### Exercise requirements
Reproduce the items from the line with "series-lines [122, 15, 615, 277]" up to and including the line with "y-tick-label: −0.08 [46, 171, 89, 187]", replacing "x-tick-label" with "x-tick-text" and keeping everything else the same.

### Listed records
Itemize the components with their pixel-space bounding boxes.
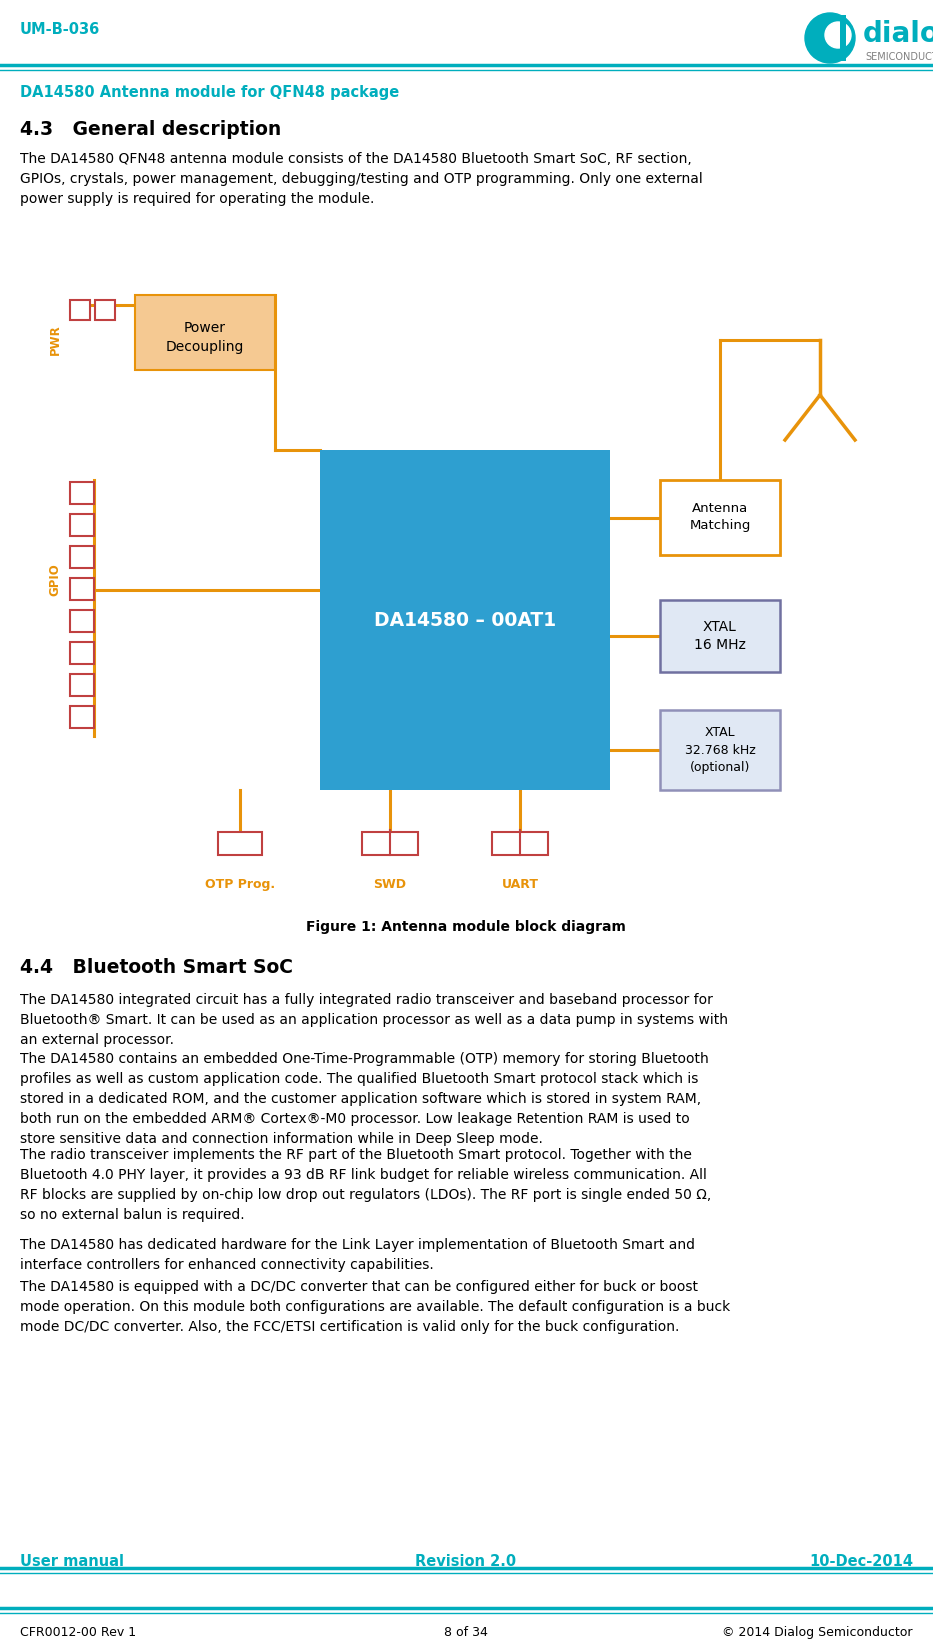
Text: The DA14580 contains an embedded One-Time-Programmable (OTP) memory for storing : The DA14580 contains an embedded One-Tim… [20,1053,709,1147]
FancyBboxPatch shape [660,710,780,790]
FancyBboxPatch shape [362,832,418,855]
Text: Antenna
Matching: Antenna Matching [689,503,751,533]
FancyBboxPatch shape [70,300,90,320]
Text: DA14580 – 00AT1: DA14580 – 00AT1 [374,610,556,630]
Text: Power
Decoupling: Power Decoupling [166,322,244,353]
FancyBboxPatch shape [70,515,94,536]
Text: DA14580 Antenna module for QFN48 package: DA14580 Antenna module for QFN48 package [20,86,399,101]
FancyBboxPatch shape [70,482,94,503]
FancyBboxPatch shape [135,295,275,370]
Text: The DA14580 has dedicated hardware for the Link Layer implementation of Bluetoot: The DA14580 has dedicated hardware for t… [20,1238,695,1272]
FancyBboxPatch shape [70,673,94,696]
Text: SWD: SWD [373,878,407,891]
Text: The radio transceiver implements the RF part of the Bluetooth Smart protocol. To: The radio transceiver implements the RF … [20,1148,711,1223]
FancyBboxPatch shape [70,642,94,663]
FancyBboxPatch shape [320,450,610,790]
Text: UM-B-036: UM-B-036 [20,21,100,36]
Text: OTP Prog.: OTP Prog. [205,878,275,891]
Text: The DA14580 integrated circuit has a fully integrated radio transceiver and base: The DA14580 integrated circuit has a ful… [20,993,728,1048]
Circle shape [825,21,851,48]
Circle shape [805,13,855,63]
Text: dialog: dialog [863,20,933,48]
Text: 10-Dec-2014: 10-Dec-2014 [809,1554,913,1569]
FancyBboxPatch shape [70,610,94,632]
FancyBboxPatch shape [840,15,846,61]
Text: CFR0012-00 Rev 1: CFR0012-00 Rev 1 [20,1625,136,1638]
Text: Revision 2.0: Revision 2.0 [415,1554,517,1569]
FancyBboxPatch shape [70,578,94,601]
Text: © 2014 Dialog Semiconductor: © 2014 Dialog Semiconductor [722,1625,913,1638]
Text: 4.3   General description: 4.3 General description [20,120,281,139]
FancyBboxPatch shape [218,832,262,855]
Text: XTAL
16 MHz: XTAL 16 MHz [694,620,746,652]
FancyBboxPatch shape [492,832,548,855]
FancyBboxPatch shape [660,601,780,672]
Text: GPIO: GPIO [49,564,62,596]
Text: UART: UART [502,878,538,891]
Text: XTAL
32.768 kHz
(optional): XTAL 32.768 kHz (optional) [685,726,756,774]
Text: 4.4   Bluetooth Smart SoC: 4.4 Bluetooth Smart SoC [20,959,293,977]
Text: The DA14580 QFN48 antenna module consists of the DA14580 Bluetooth Smart SoC, RF: The DA14580 QFN48 antenna module consist… [20,152,703,206]
FancyBboxPatch shape [70,706,94,728]
Text: The DA14580 is equipped with a DC/DC converter that can be configured either for: The DA14580 is equipped with a DC/DC con… [20,1280,731,1335]
FancyBboxPatch shape [70,546,94,568]
Text: 8 of 34: 8 of 34 [444,1625,488,1638]
Text: User manual: User manual [20,1554,124,1569]
Text: SEMICONDUCTOR: SEMICONDUCTOR [865,53,933,63]
FancyBboxPatch shape [95,300,115,320]
FancyBboxPatch shape [660,480,780,554]
Text: Figure 1: Antenna module block diagram: Figure 1: Antenna module block diagram [306,921,626,934]
Text: PWR: PWR [49,325,62,355]
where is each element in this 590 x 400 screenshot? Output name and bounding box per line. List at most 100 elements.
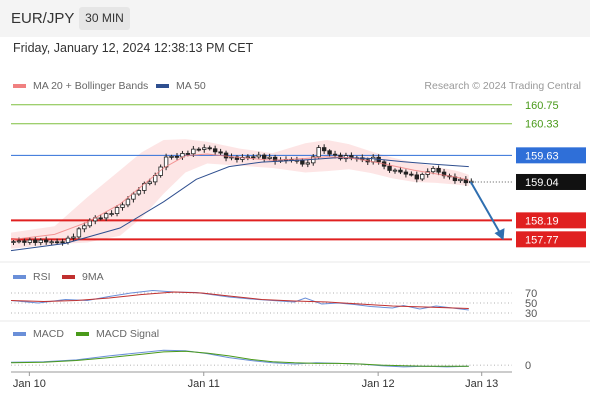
rsi-level-label: 50 <box>525 298 537 310</box>
level-label: 160.75 <box>525 100 559 112</box>
candle-body <box>387 165 392 171</box>
chart-header: EUR/JPY 30 MIN <box>0 0 590 37</box>
legend-macd: MACD <box>13 328 64 340</box>
legend-9ma-label: 9MA <box>82 271 104 283</box>
candle-body <box>120 204 125 208</box>
candle-body <box>392 169 398 172</box>
candle-body <box>218 151 223 154</box>
legend-rsi: RSI <box>13 271 51 283</box>
forecast-arrow <box>469 181 501 233</box>
bollinger-band <box>11 139 469 249</box>
candle-body <box>109 213 114 215</box>
forecast-arrowhead <box>494 228 505 241</box>
candle-body <box>169 155 174 158</box>
level-label: 157.77 <box>525 234 559 246</box>
macd-line <box>10 349 469 368</box>
candle-body <box>60 241 65 244</box>
candle-body <box>71 236 76 239</box>
candle-body <box>196 148 201 151</box>
legend-macd-label: MACD <box>33 328 64 340</box>
candle-body <box>22 240 27 243</box>
legend-swatch <box>76 332 89 336</box>
candle-body <box>38 239 43 243</box>
candle-body <box>131 193 136 200</box>
rsi-ma-line <box>10 291 469 309</box>
candle-body <box>409 173 414 176</box>
candle-body <box>245 156 251 159</box>
legend-swatch <box>62 275 75 279</box>
legend-swatch <box>13 275 26 279</box>
legend-ma50: MA 50 <box>156 80 206 92</box>
pivot-badge <box>516 147 586 164</box>
legend-swatch <box>156 84 169 88</box>
candle-body <box>212 148 218 153</box>
candle-body <box>420 174 425 180</box>
candle-body <box>49 241 54 244</box>
legend-swatch <box>13 84 26 88</box>
macd-zero-label: 0 <box>525 360 531 372</box>
support-badge <box>516 231 586 248</box>
ma50-line <box>10 157 469 252</box>
candle-body <box>327 150 332 155</box>
legend-ma20: MA 20 + Bollinger Bands <box>13 80 148 92</box>
candle-body <box>185 153 191 155</box>
candle-body <box>174 155 180 158</box>
candle-body <box>191 148 196 155</box>
candle-body <box>398 169 403 173</box>
candle-body <box>114 207 120 214</box>
candle-body <box>147 181 152 184</box>
candle-body <box>98 217 103 220</box>
candle-body <box>261 154 267 159</box>
candle-body <box>27 239 33 243</box>
candle-body <box>441 171 447 177</box>
candle-body <box>136 190 142 195</box>
legend-9ma: 9MA <box>62 271 104 283</box>
candle-body <box>256 154 261 158</box>
legend-ma20-label: MA 20 + Bollinger Bands <box>33 80 149 92</box>
level-label: 160.33 <box>525 119 559 131</box>
candle-body <box>251 156 256 159</box>
candle-body <box>267 156 272 159</box>
candle-body <box>436 167 441 173</box>
candle-body <box>11 241 16 243</box>
x-tick-label: Jan 13 <box>465 378 498 390</box>
candle-body <box>202 147 207 150</box>
legend-macd-signal-label: MACD Signal <box>96 328 160 340</box>
legend-macd-signal: MACD Signal <box>76 328 159 340</box>
x-tick-label: Jan 12 <box>362 378 395 390</box>
candle-body <box>403 171 409 175</box>
legend-ma50-label: MA 50 <box>176 80 206 92</box>
last-price-badge <box>516 173 586 190</box>
candle-body <box>158 166 163 176</box>
legend-swatch <box>13 332 26 336</box>
candle-body <box>103 213 109 219</box>
candle-body <box>300 159 305 165</box>
rsi-level-label: 30 <box>525 308 537 320</box>
rsi-level-label: 70 <box>525 288 537 300</box>
candle-body <box>125 198 131 206</box>
legend-rsi-label: RSI <box>33 271 51 283</box>
level-label: 159.63 <box>525 150 559 162</box>
timestamp: Friday, January 12, 2024 12:38:13 PM CET <box>13 41 254 55</box>
macd-signal-line <box>10 350 469 367</box>
level-label: 159.04 <box>525 177 559 189</box>
candle-body <box>332 153 338 156</box>
candle-body <box>316 147 321 158</box>
support-badge <box>516 212 586 229</box>
ma20-line <box>10 153 469 241</box>
candle-body <box>207 147 212 150</box>
candle-body <box>305 162 310 165</box>
credit-text: Research © 2024 Trading Central <box>424 80 581 92</box>
timeframe-button[interactable]: 30 MIN <box>79 7 130 30</box>
candle-body <box>54 241 60 244</box>
candle-body <box>414 174 419 180</box>
candle-body <box>44 239 49 243</box>
level-label: 158.19 <box>525 215 559 227</box>
candle-body <box>321 147 327 152</box>
candle-body <box>16 240 22 243</box>
candle-body <box>33 239 38 243</box>
candle-body <box>76 228 82 238</box>
candle-body <box>82 225 87 230</box>
candle-body <box>458 178 463 182</box>
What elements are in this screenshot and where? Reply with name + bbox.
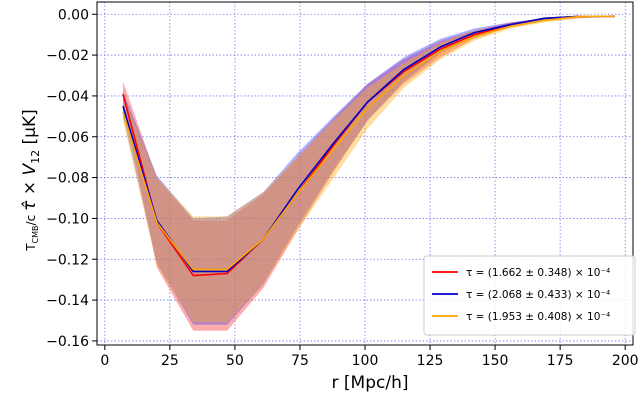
series-lines [122, 15, 615, 277]
legend-label-3: τ = (1.953 ± 0.408) × 10⁻⁴ [466, 311, 610, 323]
y-axis-label: TCMB/cτ̂ × V12 [μK] [20, 109, 42, 252]
x-tick-label: 75 [291, 353, 309, 369]
y-axis-label-frac: T [24, 243, 38, 252]
axis-ticks: 0 25 50 75 100 125 150 175 200 0.00 −0.02 −0.04 −0.0… [46, 7, 638, 369]
grid [97, 2, 633, 345]
y-tick-label: −0.08 [46, 171, 89, 187]
error-band-series-2 [123, 15, 615, 325]
x-tick-label: 0 [100, 353, 109, 369]
y-tick-label: −0.16 [46, 334, 89, 350]
x-axis-label: r [Mpc/h] [332, 373, 409, 393]
y-tick-label: −0.06 [46, 130, 89, 146]
x-tick-label: 175 [547, 353, 574, 369]
svg-text:TCMB/cτ̂ × V12 [μK]: TCMB/cτ̂ × V12 [μK] [20, 109, 42, 252]
x-tick-label: 50 [226, 353, 244, 369]
y-tick-label: −0.02 [46, 48, 89, 64]
series-line-3 [122, 15, 615, 271]
legend-label-2: τ = (2.068 ± 0.433) × 10⁻⁴ [466, 289, 610, 301]
x-tick-label: 25 [161, 353, 179, 369]
y-tick-label: −0.12 [46, 252, 89, 268]
x-tick-label: 200 [612, 353, 639, 369]
y-tick-label: −0.10 [46, 211, 89, 227]
error-bands [123, 15, 615, 331]
x-tick-label: 150 [482, 353, 509, 369]
y-tick-label: −0.14 [46, 293, 89, 309]
series-line-2 [122, 15, 615, 273]
y-tick-label: 0.00 [58, 7, 89, 23]
y-tick-label: −0.04 [46, 89, 89, 105]
error-band-series-3 [123, 15, 615, 323]
legend-box [423, 255, 636, 336]
error-band-series-1 [123, 15, 615, 331]
legend: τ = (1.662 ± 0.348) × 10⁻⁴ τ = (2.068 ± 0… [423, 255, 636, 336]
x-tick-label: 100 [352, 353, 379, 369]
legend-label-1: τ = (1.662 ± 0.348) × 10⁻⁴ [466, 267, 610, 279]
x-tick-label: 125 [417, 353, 444, 369]
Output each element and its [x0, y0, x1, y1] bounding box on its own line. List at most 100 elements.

### Reply
series-lines [122, 15, 615, 277]
legend-label-3: τ = (1.953 ± 0.408) × 10⁻⁴ [466, 311, 610, 323]
y-axis-label: TCMB/cτ̂ × V12 [μK] [20, 109, 42, 252]
x-tick-text: 75 [291, 353, 309, 369]
y-axis-label-frac: T [24, 243, 38, 252]
axis-ticks: 0 25 50 75 100 125 150 175 200 0.00 −0.02 −0.04 −0.0… [46, 7, 638, 369]
grid [97, 2, 633, 345]
y-tick-label: −0.08 [46, 171, 89, 187]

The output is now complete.